---- Dataset rows
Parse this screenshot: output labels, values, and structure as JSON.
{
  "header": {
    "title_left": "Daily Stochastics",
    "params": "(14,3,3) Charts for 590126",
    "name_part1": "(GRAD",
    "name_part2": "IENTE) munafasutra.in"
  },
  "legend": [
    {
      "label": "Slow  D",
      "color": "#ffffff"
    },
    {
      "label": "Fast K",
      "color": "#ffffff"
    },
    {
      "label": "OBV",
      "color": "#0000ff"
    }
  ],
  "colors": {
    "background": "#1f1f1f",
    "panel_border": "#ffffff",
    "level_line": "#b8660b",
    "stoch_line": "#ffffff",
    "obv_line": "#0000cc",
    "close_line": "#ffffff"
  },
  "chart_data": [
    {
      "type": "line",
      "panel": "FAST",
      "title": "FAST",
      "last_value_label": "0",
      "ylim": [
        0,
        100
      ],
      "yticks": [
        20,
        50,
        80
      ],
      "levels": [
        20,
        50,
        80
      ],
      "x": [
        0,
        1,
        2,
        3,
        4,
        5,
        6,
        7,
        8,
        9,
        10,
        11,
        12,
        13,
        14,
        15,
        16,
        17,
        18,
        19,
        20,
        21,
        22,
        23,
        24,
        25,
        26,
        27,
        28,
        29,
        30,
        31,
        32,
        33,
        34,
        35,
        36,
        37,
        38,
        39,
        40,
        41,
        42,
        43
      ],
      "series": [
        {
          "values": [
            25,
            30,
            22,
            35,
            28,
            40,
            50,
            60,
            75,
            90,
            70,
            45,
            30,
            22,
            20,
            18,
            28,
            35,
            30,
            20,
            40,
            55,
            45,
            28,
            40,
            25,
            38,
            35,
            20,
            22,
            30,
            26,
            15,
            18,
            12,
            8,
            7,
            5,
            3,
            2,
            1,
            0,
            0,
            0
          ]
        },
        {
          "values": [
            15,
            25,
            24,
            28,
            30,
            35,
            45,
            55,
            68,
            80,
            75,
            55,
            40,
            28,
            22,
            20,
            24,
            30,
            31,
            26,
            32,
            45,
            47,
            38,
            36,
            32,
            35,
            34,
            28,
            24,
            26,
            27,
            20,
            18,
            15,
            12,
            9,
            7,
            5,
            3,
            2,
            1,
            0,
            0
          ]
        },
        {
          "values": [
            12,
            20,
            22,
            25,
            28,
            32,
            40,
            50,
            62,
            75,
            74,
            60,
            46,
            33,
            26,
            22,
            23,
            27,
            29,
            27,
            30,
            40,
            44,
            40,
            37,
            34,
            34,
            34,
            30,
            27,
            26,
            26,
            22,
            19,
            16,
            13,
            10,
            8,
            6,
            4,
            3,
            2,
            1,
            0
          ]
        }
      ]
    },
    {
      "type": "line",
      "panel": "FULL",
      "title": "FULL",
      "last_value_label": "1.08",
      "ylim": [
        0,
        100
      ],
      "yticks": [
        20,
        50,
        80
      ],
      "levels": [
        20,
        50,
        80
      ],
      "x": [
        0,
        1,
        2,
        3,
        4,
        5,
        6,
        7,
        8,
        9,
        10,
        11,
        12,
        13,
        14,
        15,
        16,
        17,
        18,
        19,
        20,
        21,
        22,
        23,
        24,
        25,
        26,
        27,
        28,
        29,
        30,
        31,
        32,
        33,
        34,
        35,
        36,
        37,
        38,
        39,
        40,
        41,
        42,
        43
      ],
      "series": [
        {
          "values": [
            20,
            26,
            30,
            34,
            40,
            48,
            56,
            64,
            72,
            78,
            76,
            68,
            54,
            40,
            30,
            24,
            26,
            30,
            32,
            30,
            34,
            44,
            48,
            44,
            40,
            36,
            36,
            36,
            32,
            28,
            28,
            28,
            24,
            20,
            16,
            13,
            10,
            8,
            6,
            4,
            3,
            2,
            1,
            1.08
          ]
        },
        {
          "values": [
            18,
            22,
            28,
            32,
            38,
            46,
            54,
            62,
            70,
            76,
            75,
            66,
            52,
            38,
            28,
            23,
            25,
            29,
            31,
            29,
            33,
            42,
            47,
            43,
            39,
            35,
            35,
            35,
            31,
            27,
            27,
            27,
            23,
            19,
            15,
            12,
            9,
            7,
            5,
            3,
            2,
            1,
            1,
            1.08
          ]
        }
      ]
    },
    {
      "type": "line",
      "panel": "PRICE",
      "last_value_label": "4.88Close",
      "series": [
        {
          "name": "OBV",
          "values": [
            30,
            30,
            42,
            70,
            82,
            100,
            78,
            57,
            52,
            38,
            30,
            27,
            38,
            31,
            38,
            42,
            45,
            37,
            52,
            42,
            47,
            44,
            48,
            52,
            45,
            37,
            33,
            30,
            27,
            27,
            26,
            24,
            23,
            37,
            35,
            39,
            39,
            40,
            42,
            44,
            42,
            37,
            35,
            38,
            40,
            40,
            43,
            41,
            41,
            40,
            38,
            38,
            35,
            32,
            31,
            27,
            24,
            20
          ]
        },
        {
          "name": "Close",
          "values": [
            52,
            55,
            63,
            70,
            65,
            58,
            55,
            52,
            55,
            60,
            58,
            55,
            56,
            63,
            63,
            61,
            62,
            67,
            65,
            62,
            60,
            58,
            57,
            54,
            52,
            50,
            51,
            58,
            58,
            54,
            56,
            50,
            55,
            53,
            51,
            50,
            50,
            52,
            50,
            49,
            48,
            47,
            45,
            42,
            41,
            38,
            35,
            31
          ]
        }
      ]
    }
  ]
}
--------
**What the task requires**
Look through the data above. Copy every line with the string "ffffff" in it.

**Response**
      "color": "#ffffff"
      "color": "#ffffff"
    "panel_border": "#ffffff",
    "stoch_line": "#ffffff",
    "close_line": "#ffffff"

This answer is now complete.